## The exercise
Pictures aside, quote the whole listing exactly.

···

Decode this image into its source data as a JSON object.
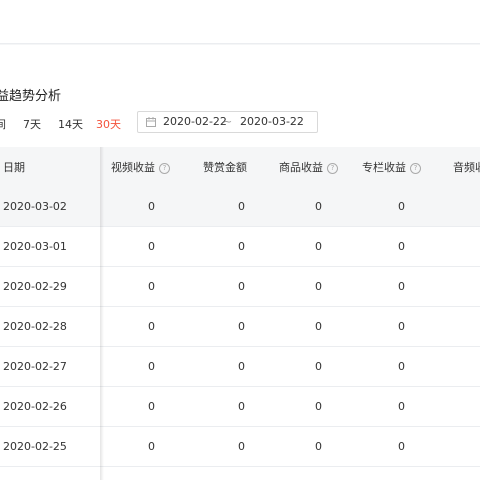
{
  "section_title": "益趋势分析",
  "range_tabs": [
    {
      "label": "间",
      "active": false
    },
    {
      "label": "7天",
      "active": false
    },
    {
      "label": "14天",
      "active": false
    },
    {
      "label": "30天",
      "active": true
    }
  ],
  "date_range": {
    "start": "2020-02-22",
    "separator": "~",
    "end": "2020-03-22"
  },
  "table": {
    "headers": {
      "date": "日期",
      "video": "视频收益",
      "tips": "赞赏金额",
      "goods": "商品收益",
      "column": "专栏收益",
      "audio": "音频收"
    },
    "rows": [
      {
        "date": "2020-03-02",
        "video": "0",
        "tips": "0",
        "goods": "0",
        "column": "0"
      },
      {
        "date": "2020-03-01",
        "video": "0",
        "tips": "0",
        "goods": "0",
        "column": "0"
      },
      {
        "date": "2020-02-29",
        "video": "0",
        "tips": "0",
        "goods": "0",
        "column": "0"
      },
      {
        "date": "2020-02-28",
        "video": "0",
        "tips": "0",
        "goods": "0",
        "column": "0"
      },
      {
        "date": "2020-02-27",
        "video": "0",
        "tips": "0",
        "goods": "0",
        "column": "0"
      },
      {
        "date": "2020-02-26",
        "video": "0",
        "tips": "0",
        "goods": "0",
        "column": "0"
      },
      {
        "date": "2020-02-25",
        "video": "0",
        "tips": "0",
        "goods": "0",
        "column": "0"
      }
    ]
  },
  "colors": {
    "accent": "#f4523b",
    "header_bg": "#f5f6f7",
    "border": "#ebedf0"
  }
}
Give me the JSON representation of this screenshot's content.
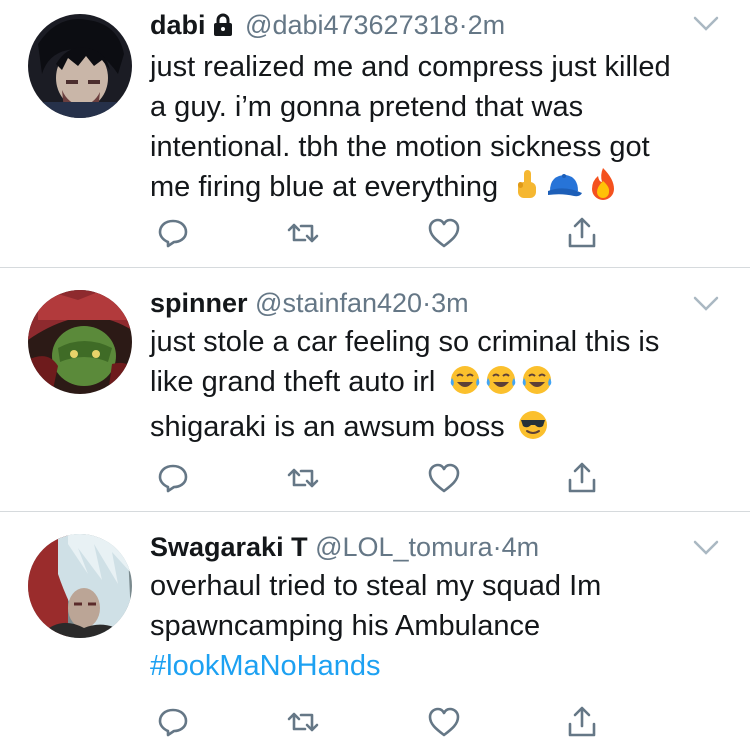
{
  "tweets": [
    {
      "name": "dabi",
      "handle": "@dabi473627318",
      "separator": "·",
      "time": "2m",
      "lines": [
        "just realized me and compress just killed",
        "a guy. i’m gonna pretend that was",
        "intentional. tbh the motion sickness got",
        "me firing blue at everything"
      ],
      "emojis": [
        "middle-finger",
        "blue-cap",
        "fire"
      ]
    },
    {
      "name": "spinner",
      "handle": "@stainfan420",
      "separator": "·",
      "time": "3m",
      "lines": [
        "just stole a car feeling so criminal this is",
        "like grand theft auto irl",
        "shigaraki is an awsum boss"
      ],
      "emojis": [
        "tears-of-joy",
        "tears-of-joy",
        "tears-of-joy",
        "sunglasses"
      ]
    },
    {
      "name": "Swagaraki T",
      "handle": "@LOL_tomura",
      "separator": "·",
      "time": "4m",
      "lines": [
        "overhaul tried to steal my squad Im",
        "spawncamping his Ambulance"
      ],
      "hashtag": "#lookMaNoHands"
    }
  ],
  "icons": [
    "reply-icon",
    "retweet-icon",
    "like-icon",
    "share-icon",
    "chevron-down-icon",
    "lock-icon"
  ],
  "colors": {
    "text": "#14171a",
    "muted": "#657786",
    "link": "#1da1f2",
    "divider": "#d6dadd"
  }
}
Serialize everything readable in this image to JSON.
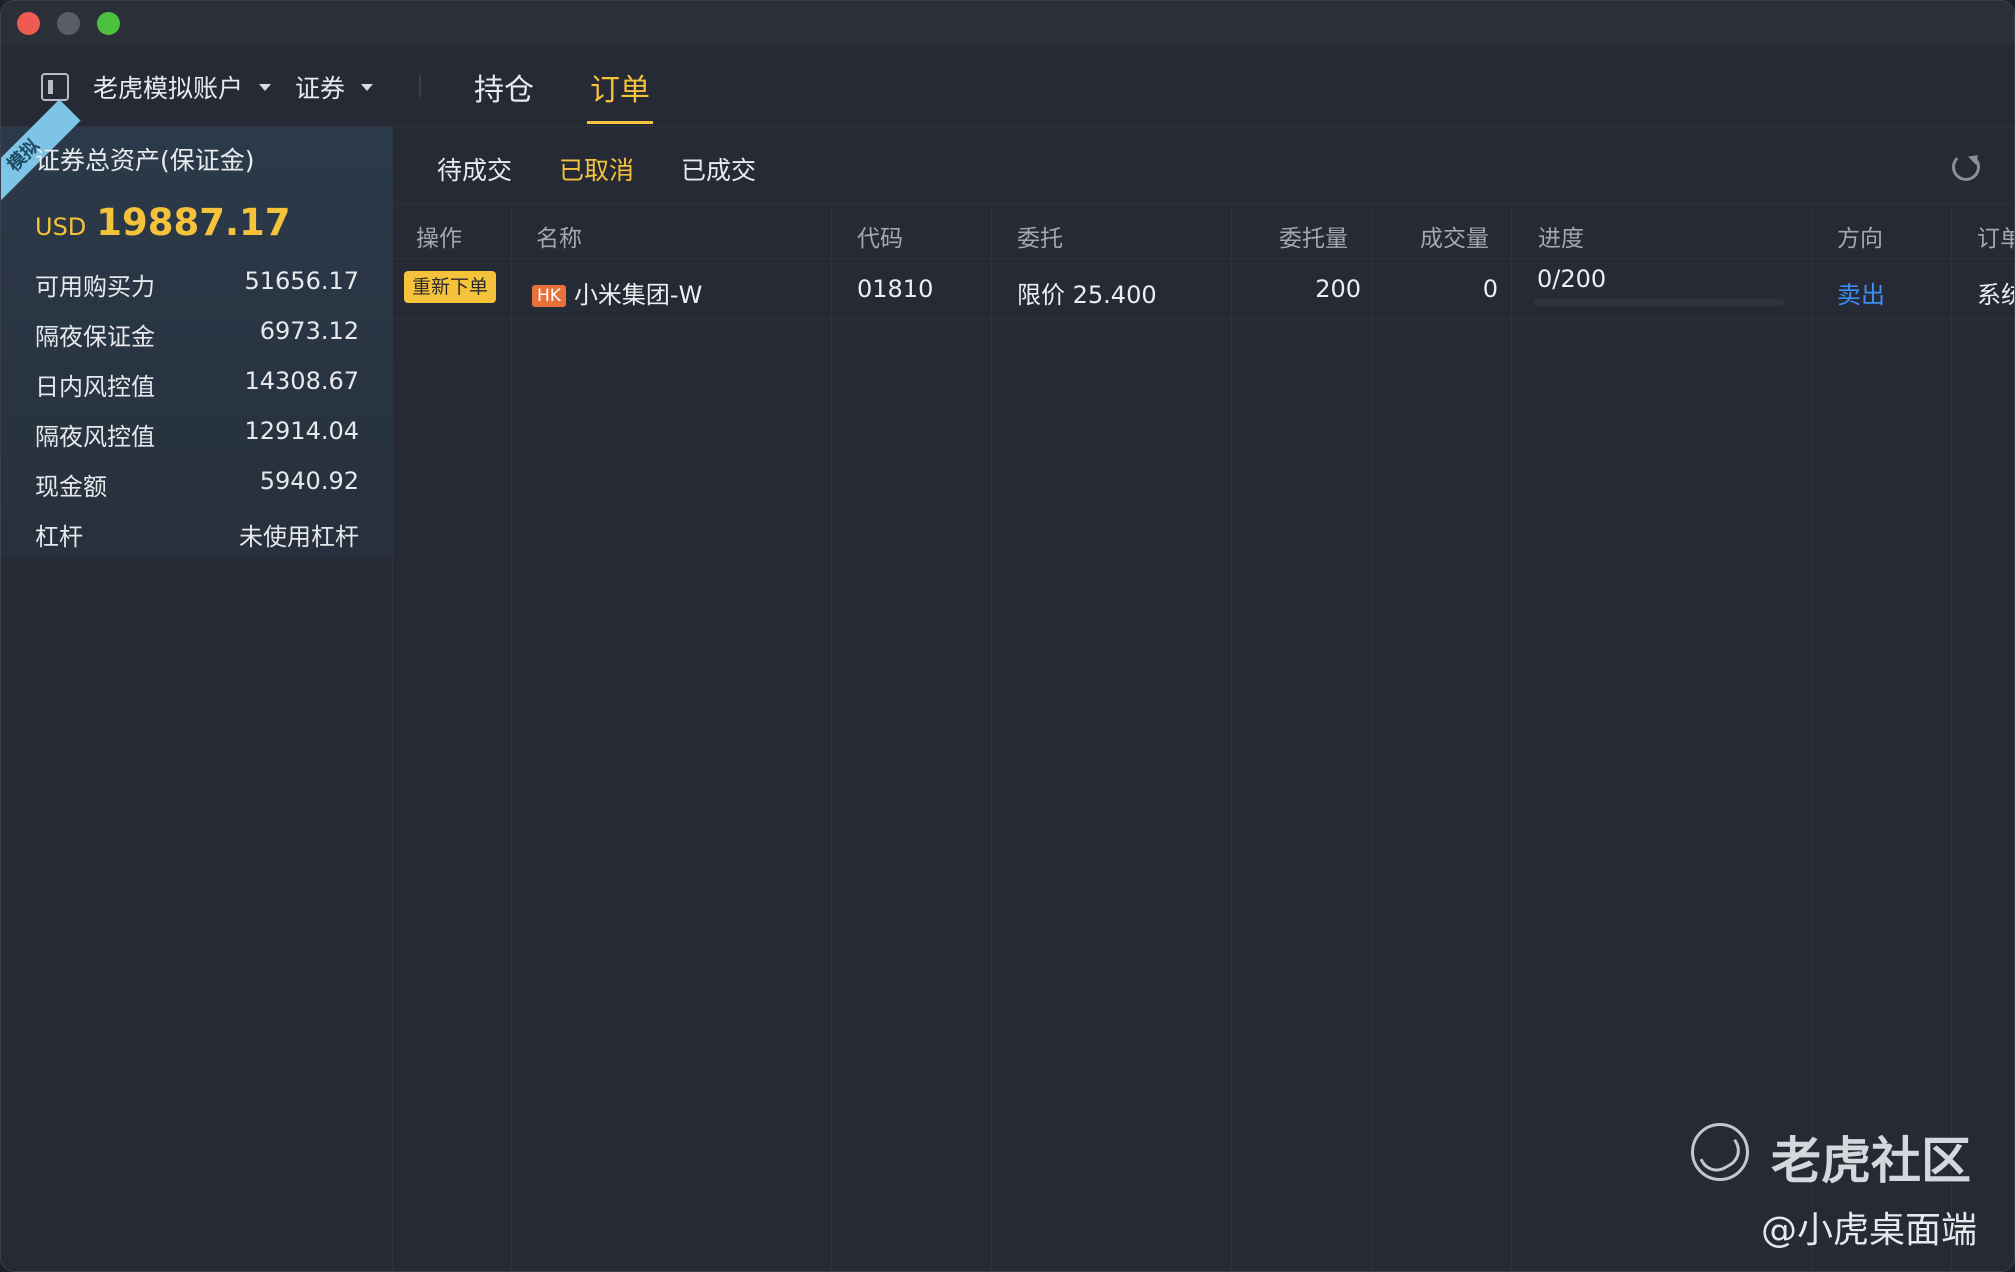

···

## Complete output
Decode this image into its source data as a JSON object.
{
  "section_title": "益趋势分析",
  "range_tabs": [
    {
      "label": "间",
      "active": false
    },
    {
      "label": "7天",
      "active": false
    },
    {
      "label": "14天",
      "active": false
    },
    {
      "label": "30天",
      "active": true
    }
  ],
  "date_range": {
    "start": "2020-02-22",
    "separator": "~",
    "end": "2020-03-22"
  },
  "table": {
    "headers": {
      "date": "日期",
      "video": "视频收益",
      "tips": "赞赏金额",
      "goods": "商品收益",
      "column": "专栏收益",
      "audio": "音频收"
    },
    "rows": [
      {
        "date": "2020-03-02",
        "video": "0",
        "tips": "0",
        "goods": "0",
        "column": "0"
      },
      {
        "date": "2020-03-01",
        "video": "0",
        "tips": "0",
        "goods": "0",
        "column": "0"
      },
      {
        "date": "2020-02-29",
        "video": "0",
        "tips": "0",
        "goods": "0",
        "column": "0"
      },
      {
        "date": "2020-02-28",
        "video": "0",
        "tips": "0",
        "goods": "0",
        "column": "0"
      },
      {
        "date": "2020-02-27",
        "video": "0",
        "tips": "0",
        "goods": "0",
        "column": "0"
      },
      {
        "date": "2020-02-26",
        "video": "0",
        "tips": "0",
        "goods": "0",
        "column": "0"
      },
      {
        "date": "2020-02-25",
        "video": "0",
        "tips": "0",
        "goods": "0",
        "column": "0"
      }
    ]
  },
  "colors": {
    "accent": "#f4523b",
    "header_bg": "#f5f6f7",
    "border": "#ebedf0"
  }
}
Give me the JSON representation of this screenshot's content.
{
  "tweets": [
    {
      "name": "dabi",
      "handle": "@dabi473627318",
      "separator": "·",
      "time": "2m",
      "lines": [
        "just realized me and compress just killed",
        "a guy. i’m gonna pretend that was",
        "intentional. tbh the motion sickness got",
        "me firing blue at everything"
      ],
      "emojis": [
        "middle-finger",
        "blue-cap",
        "fire"
      ]
    },
    {
      "name": "spinner",
      "handle": "@stainfan420",
      "separator": "·",
      "time": "3m",
      "lines": [
        "just stole a car feeling so criminal this is",
        "like grand theft auto irl",
        "shigaraki is an awsum boss"
      ],
      "emojis": [
        "tears-of-joy",
        "tears-of-joy",
        "tears-of-joy",
        "sunglasses"
      ]
    },
    {
      "name": "Swagaraki T",
      "handle": "@LOL_tomura",
      "separator": "·",
      "time": "4m",
      "lines": [
        "overhaul tried to steal my squad Im",
        "spawncamping his Ambulance"
      ],
      "hashtag": "#lookMaNoHands"
    }
  ],
  "icons": [
    "reply-icon",
    "retweet-icon",
    "like-icon",
    "share-icon",
    "chevron-down-icon",
    "lock-icon"
  ],
  "colors": {
    "text": "#14171a",
    "muted": "#657786",
    "link": "#1da1f2",
    "divider": "#d6dadd"
  }
}
Serialize everything readable in this image to JSON.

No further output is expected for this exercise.